> _Stated problem_:
Each entry that follows is to be retyped exactly. Pictures do not belong in the copy.

Collected data entries
-=-=-
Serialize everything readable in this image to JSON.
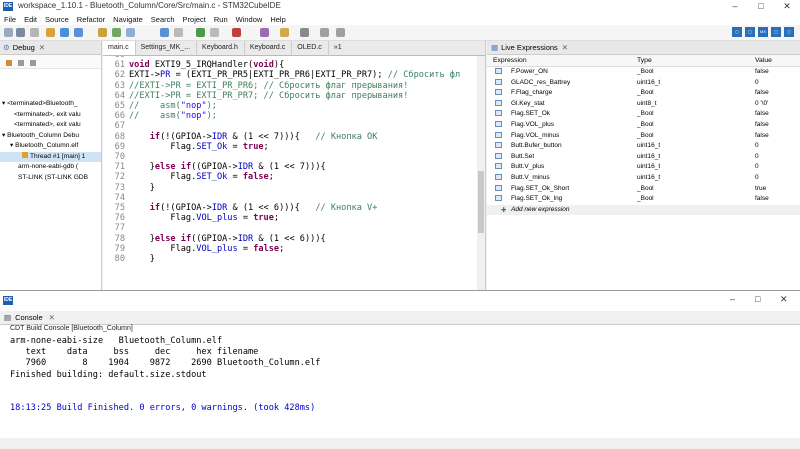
{
  "window": {
    "title": "workspace_1.10.1 - Bluetooth_Column/Core/Src/main.c - STM32CubeIDE",
    "icon": "IDE"
  },
  "menu": [
    "File",
    "Edit",
    "Source",
    "Refactor",
    "Navigate",
    "Search",
    "Project",
    "Run",
    "Window",
    "Help"
  ],
  "debug_view": {
    "title": "Debug",
    "items": [
      "<terminated>Bluetooth_",
      "<terminated>, exit valu",
      "<terminated>, exit valu",
      "Bluetooth_Column Debu",
      "Bluetooth_Column.elf",
      "Thread #1 [main] 1",
      "arm-none-eabi-gdb (",
      "ST-LINK (ST-LINK GDB"
    ]
  },
  "editor": {
    "tabs": [
      "main.c",
      "Settings_MK_...",
      "Keyboard.h",
      "Keyboard.c",
      "OLED.c",
      "»1"
    ],
    "active_tab": "main.c",
    "lines": [
      {
        "n": "60",
        "t": ""
      },
      {
        "n": "61",
        "t": "void EXTI9_5_IRQHandler(void){"
      },
      {
        "n": "62",
        "t": "EXTI->PR = (EXTI_PR_PR5|EXTI_PR_PR6|EXTI_PR_PR7); // Сбросить фл"
      },
      {
        "n": "63",
        "t": "//EXTI->PR = EXTI_PR_PR6; // Сбросить флаг прерывания!"
      },
      {
        "n": "64",
        "t": "//EXTI->PR = EXTI_PR_PR7; // Сбросить флаг прерывания!"
      },
      {
        "n": "65",
        "t": "//    asm(\"nop\");"
      },
      {
        "n": "66",
        "t": "//    asm(\"nop\");"
      },
      {
        "n": "67",
        "t": ""
      },
      {
        "n": "68",
        "t": "    if(!(GPIOA->IDR & (1 << 7))){   // Кнопка OK"
      },
      {
        "n": "69",
        "t": "        Flag.SET_Ok = true;"
      },
      {
        "n": "70",
        "t": ""
      },
      {
        "n": "71",
        "t": "    }else if((GPIOA->IDR & (1 << 7))){"
      },
      {
        "n": "72",
        "t": "        Flag.SET_Ok = false;"
      },
      {
        "n": "73",
        "t": "    }"
      },
      {
        "n": "74",
        "t": ""
      },
      {
        "n": "75",
        "t": "    if(!(GPIOA->IDR & (1 << 6))){   // Кнопка V+"
      },
      {
        "n": "76",
        "t": "        Flag.VOL_plus = true;"
      },
      {
        "n": "77",
        "t": ""
      },
      {
        "n": "78",
        "t": "    }else if((GPIOA->IDR & (1 << 6))){"
      },
      {
        "n": "79",
        "t": "        Flag.VOL_plus = false;"
      },
      {
        "n": "80",
        "t": "    }"
      }
    ]
  },
  "live_expressions": {
    "title": "Live Expressions",
    "columns": [
      "Expression",
      "Type",
      "Value"
    ],
    "rows": [
      [
        "F.Power_ON",
        "_Bool",
        "false"
      ],
      [
        "GLADC_res_Battrey",
        "uint16_t",
        "0"
      ],
      [
        "F.Flag_charge",
        "_Bool",
        "false"
      ],
      [
        "Gl.Key_stat",
        "uint8_t",
        "0 '\\0'"
      ],
      [
        "Flag.SET_Ok",
        "_Bool",
        "false"
      ],
      [
        "Flag.VOL_plus",
        "_Bool",
        "false"
      ],
      [
        "Flag.VOL_minus",
        "_Bool",
        "false"
      ],
      [
        "Butt.Bufer_button",
        "uint16_t",
        "0"
      ],
      [
        "Butt.Set",
        "uint16_t",
        "0"
      ],
      [
        "Butt.V_plus",
        "uint16_t",
        "0"
      ],
      [
        "Butt.V_minus",
        "uint16_t",
        "0"
      ],
      [
        "Flag.SET_Ok_Short",
        "_Bool",
        "true"
      ],
      [
        "Flag.SET_Ok_lng",
        "_Bool",
        "false"
      ]
    ],
    "add_label": "Add new expression"
  },
  "console": {
    "window_icon": "IDE",
    "title": "Console",
    "subtitle": "CDT Build Console [Bluetooth_Column]",
    "lines": [
      "arm-none-eabi-size   Bluetooth_Column.elf",
      "   text    data     bss     dec     hex filename",
      "   7960       8    1904    9872    2690 Bluetooth_Column.elf",
      "Finished building: default.size.stdout",
      "",
      "",
      "18:13:25 Build Finished. 0 errors, 0 warnings. (took 428ms)"
    ]
  },
  "colors": {
    "keyword": "#7f0055",
    "comment": "#3f7f5f",
    "string": "#2a00ff",
    "field": "#0000c0",
    "status_blue": "#0000c8"
  }
}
-=-=-
> _Task output_:
Serialize everything readable in this image to JSON.
{
  "window": {
    "title": "workspace_1.10.1 - Bluetooth_Column/Core/Src/main.c - STM32CubeIDE",
    "icon": "IDE"
  },
  "menu": [
    "File",
    "Edit",
    "Source",
    "Refactor",
    "Navigate",
    "Search",
    "Project",
    "Run",
    "Window",
    "Help"
  ],
  "debug_view": {
    "title": "Debug",
    "items": [
      "<terminated>Bluetooth_",
      "<terminated>, exit valu",
      "<terminated>, exit valu",
      "Bluetooth_Column Debu",
      "Bluetooth_Column.elf",
      "Thread #1 [main] 1",
      "arm-none-eabi-gdb (",
      "ST-LINK (ST-LINK GDB"
    ]
  },
  "editor": {
    "tabs": [
      "main.c",
      "Settings_MK_...",
      "Keyboard.h",
      "Keyboard.c",
      "OLED.c",
      "»1"
    ],
    "active_tab": "main.c",
    "lines": [
      {
        "n": "60",
        "t": ""
      },
      {
        "n": "61",
        "t": "void EXTI9_5_IRQHandler(void){"
      },
      {
        "n": "62",
        "t": "EXTI->PR = (EXTI_PR_PR5|EXTI_PR_PR6|EXTI_PR_PR7); // Сбросить фл"
      },
      {
        "n": "63",
        "t": "//EXTI->PR = EXTI_PR_PR6; // Сбросить флаг прерывания!"
      },
      {
        "n": "64",
        "t": "//EXTI->PR = EXTI_PR_PR7; // Сбросить флаг прерывания!"
      },
      {
        "n": "65",
        "t": "//    asm(\"nop\");"
      },
      {
        "n": "66",
        "t": "//    asm(\"nop\");"
      },
      {
        "n": "67",
        "t": ""
      },
      {
        "n": "68",
        "t": "    if(!(GPIOA->IDR & (1 << 7))){   // Кнопка OK"
      },
      {
        "n": "69",
        "t": "        Flag.SET_Ok = true;"
      },
      {
        "n": "70",
        "t": ""
      },
      {
        "n": "71",
        "t": "    }else if((GPIOA->IDR & (1 << 7))){"
      },
      {
        "n": "72",
        "t": "        Flag.SET_Ok = false;"
      },
      {
        "n": "73",
        "t": "    }"
      },
      {
        "n": "74",
        "t": ""
      },
      {
        "n": "75",
        "t": "    if(!(GPIOA->IDR & (1 << 6))){   // Кнопка V+"
      },
      {
        "n": "76",
        "t": "        Flag.VOL_plus = true;"
      },
      {
        "n": "77",
        "t": ""
      },
      {
        "n": "78",
        "t": "    }else if((GPIOA->IDR & (1 << 6))){"
      },
      {
        "n": "79",
        "t": "        Flag.VOL_plus = false;"
      },
      {
        "n": "80",
        "t": "    }"
      }
    ]
  },
  "live_expressions": {
    "title": "Live Expressions",
    "columns": [
      "Expression",
      "Type",
      "Value"
    ],
    "rows": [
      [
        "F.Power_ON",
        "_Bool",
        "false"
      ],
      [
        "GLADC_res_Battrey",
        "uint16_t",
        "0"
      ],
      [
        "F.Flag_charge",
        "_Bool",
        "false"
      ],
      [
        "Gl.Key_stat",
        "uint8_t",
        "0 '\\0'"
      ],
      [
        "Flag.SET_Ok",
        "_Bool",
        "false"
      ],
      [
        "Flag.VOL_plus",
        "_Bool",
        "false"
      ],
      [
        "Flag.VOL_minus",
        "_Bool",
        "false"
      ],
      [
        "Butt.Bufer_button",
        "uint16_t",
        "0"
      ],
      [
        "Butt.Set",
        "uint16_t",
        "0"
      ],
      [
        "Butt.V_plus",
        "uint16_t",
        "0"
      ],
      [
        "Butt.V_minus",
        "uint16_t",
        "0"
      ],
      [
        "Flag.SET_Ok_Short",
        "_Bool",
        "true"
      ],
      [
        "Flag.SET_Ok_lng",
        "_Bool",
        "false"
      ]
    ],
    "add_label": "Add new expression"
  },
  "console": {
    "window_icon": "IDE",
    "title": "Console",
    "subtitle": "CDT Build Console [Bluetooth_Column]",
    "lines": [
      "arm-none-eabi-size   Bluetooth_Column.elf",
      "   text    data     bss     dec     hex filename",
      "   7960       8    1904    9872    2690 Bluetooth_Column.elf",
      "Finished building: default.size.stdout",
      "",
      "",
      "18:13:25 Build Finished. 0 errors, 0 warnings. (took 428ms)"
    ]
  },
  "colors": {
    "keyword": "#7f0055",
    "comment": "#3f7f5f",
    "string": "#2a00ff",
    "field": "#0000c0",
    "status_blue": "#0000c8"
  }
}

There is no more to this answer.